Given problem
Only lines with the string "直接面试" matter here; gather them from the material below.

Provided entries
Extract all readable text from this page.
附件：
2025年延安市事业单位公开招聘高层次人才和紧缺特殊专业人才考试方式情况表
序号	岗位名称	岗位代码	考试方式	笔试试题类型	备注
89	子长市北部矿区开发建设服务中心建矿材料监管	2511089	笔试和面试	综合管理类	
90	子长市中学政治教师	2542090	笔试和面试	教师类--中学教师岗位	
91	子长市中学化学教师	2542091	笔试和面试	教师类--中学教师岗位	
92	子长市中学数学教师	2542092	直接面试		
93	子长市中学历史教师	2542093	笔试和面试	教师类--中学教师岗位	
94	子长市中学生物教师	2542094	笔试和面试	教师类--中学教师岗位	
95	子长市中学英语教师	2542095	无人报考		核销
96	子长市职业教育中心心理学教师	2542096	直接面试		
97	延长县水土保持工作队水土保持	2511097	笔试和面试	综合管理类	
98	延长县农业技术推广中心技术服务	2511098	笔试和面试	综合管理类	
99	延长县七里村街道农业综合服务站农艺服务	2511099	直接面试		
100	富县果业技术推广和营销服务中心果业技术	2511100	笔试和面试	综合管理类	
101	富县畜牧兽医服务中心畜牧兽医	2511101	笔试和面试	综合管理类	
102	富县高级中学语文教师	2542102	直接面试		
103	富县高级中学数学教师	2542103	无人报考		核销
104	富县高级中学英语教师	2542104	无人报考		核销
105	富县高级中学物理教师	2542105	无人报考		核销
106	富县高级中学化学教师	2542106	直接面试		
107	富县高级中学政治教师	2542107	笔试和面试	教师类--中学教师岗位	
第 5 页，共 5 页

The completed task
92	子长市中学数学教师	2542092	直接面试		
96	子长市职业教育中心心理学教师	2542096	直接面试		
99	延长县七里村街道农业综合服务站农艺服务	2511099	直接面试		
102	富县高级中学语文教师	2542102	直接面试		
106	富县高级中学化学教师	2542106	直接面试		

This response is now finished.